━━━━━ Texto para leitura
Nosso problema não está apenas em recrudescer a legislação, extirpar direitos e garantias dos presos, espanca-los para que aprendam o necessário, mas sim em exigir do judiciário que se cumpra a lei, tanto na condenação, quanto no cumprimento da pena, fiscalizando para que todas os direitos sejam oportunizados ao preso como forma de faze-lo adquirir os valores que não tinha quando fora encarcerado. No mesmo sentido, demonstrar que tais valores estão sendo aprimorados e que aqueles que não cumprirem a lei, dentro e fora dos estabelecimentos, serão punidos de forma exemplar, sejam eles diretores, agentes penitenciários e todos que compõem a execução da pena. Deles dependemos para que exista a pena efetiva e eficiente e, quando falharem no seu dever de reintegração, nas profissões que escolheram e não foram obrigados a aceitar, precisamos ter a exata noção de que todo o sistema estará comprometido, que nossos gastos aumentarão com reformas legais desnecessárias, reformas físicas nos presídios, superlotação, ausência de retorno nas saidinhas, fugas de um modo geral, recursos jurídicos e impostos elevados para recompor, por exemplo, o uso da Força Nacional para aplacar rebeliões.

O sistema prisional é o reflexo de uma sociedade estruturada ou da ausência dela e é deles, os atores da execução penal, que dependemos para receber no lado de fora, uma pessoa preparada para o convívio familiar e social. Uma pena pequena, aplicada com qualidade, recupera muito mais do que uma pena alta, não fiscalizada e que obriga ao preso se transformar em um monstro para se manter vivo e com sua integridade física preservada.
━━━━━━━━━━
━━━━━ Amostra dos dados
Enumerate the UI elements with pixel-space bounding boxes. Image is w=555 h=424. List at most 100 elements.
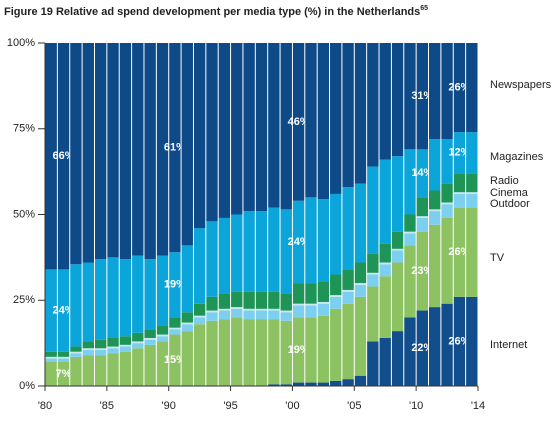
━━━━━━━━━━
◆ **Tarefas**:
**A)** Reescreva em forma de lista, de modo mais breve, o parágrafo do texto sobre o sistema prisional que começa com "Nosso problema não está apenas". Mantenha os fatos principais.
**B)** Prossiga o texto sobre o sistema prisional a partir do ponto em que ele termina.

◆ **Respostas**:
**A)**
- O problema não se resolve apenas com leis mais duras, retirada de direitos e garantias dos presos ou agressões. É preciso exigir que o Judiciário cumpra a lei na condenação e no cumprimento da pena. Cabe a ele fiscalizar para que o preso tenha acesso a todos os seus direitos e adquira os valores que não tinha ao ser encarcerado.
- É necessário demonstrar que esses valores estão sendo aprimorados. Quem descumprir a lei, dentro ou fora dos estabelecimentos, deve ser punido de forma exemplar, seja diretor, agente penitenciário ou qualquer outro integrante da execução da pena.
- Desses profissionais depende uma pena efetiva e eficiente. Se falharem no dever de reintegração, todo o sistema fica comprometido e os gastos aumentam com:
  - reformas legais desnecessárias;
  - reformas físicas nos presídios;
  - superlotação;
  - ausência de retorno nas saidinhas e fugas;
  - recursos jurídicos;
  - impostos elevados para cobrir, por exemplo, o uso da Força Nacional contra rebeliões.

**B)**
Assim, para que possamos finalizar este artigo e fazer uma reflexão sobre o que, por agora se escreve, deixamos a ideia de que a lei que serve ao outro é a mesma que será usada quando precisarmos; se a ele (nosso próximo) achamos que tanto faz, o que obriga a ser diferente quando chegar nossa vez? Se acreditamos que ser antagônicos (fortes opositores a ideias e sistemas) é o caminho, devemos primeiro conhecer nossas leis e a razão que elas encerram, assim, talvez, pagaremos um preço menor e teremos resultados bem mais satisfatórios rumo a uma sociedade mais justa e estruturada, com a segurança e os direitos que a Constituição Federal nos garante.

O autor é Advogado Criminalista com ênfase no Direito Penal Econômico, doutorando em Direito Público pela Universidade Estácio de Sá/RJ, ocupa a cadeira de n.º 21 na Academia Goiana de Direito, professor de Direito Penal, Processo Penal, Legislação Penal Especial e Execução Penal na PUC/GO, Conselheiro Nacional da ABRACRIM, Presidente do Conselho de Comunidade na Execução Penal de Goiânia/GO, membro da Coordenação de Política Penitenciária  da OAB/Nacional gestão (2022/2025), Coordenador da subcomissão de Direitos Humanos para o Sistema Prisional  da OAB/Goiás (gestão 2022/2024) e Coordenador da Comissão Interestadual de Acompanhamento da Saúde no Sistema Prisional junto ao Conselho Municipal de Saúde de Aparecida de Goiânia/GO, Membro do Comitê Estadual de Prevenção e Combate à Tortura/GO entre outros (ver currículo lattes http://lattes.cnpq.br/1341521228954735).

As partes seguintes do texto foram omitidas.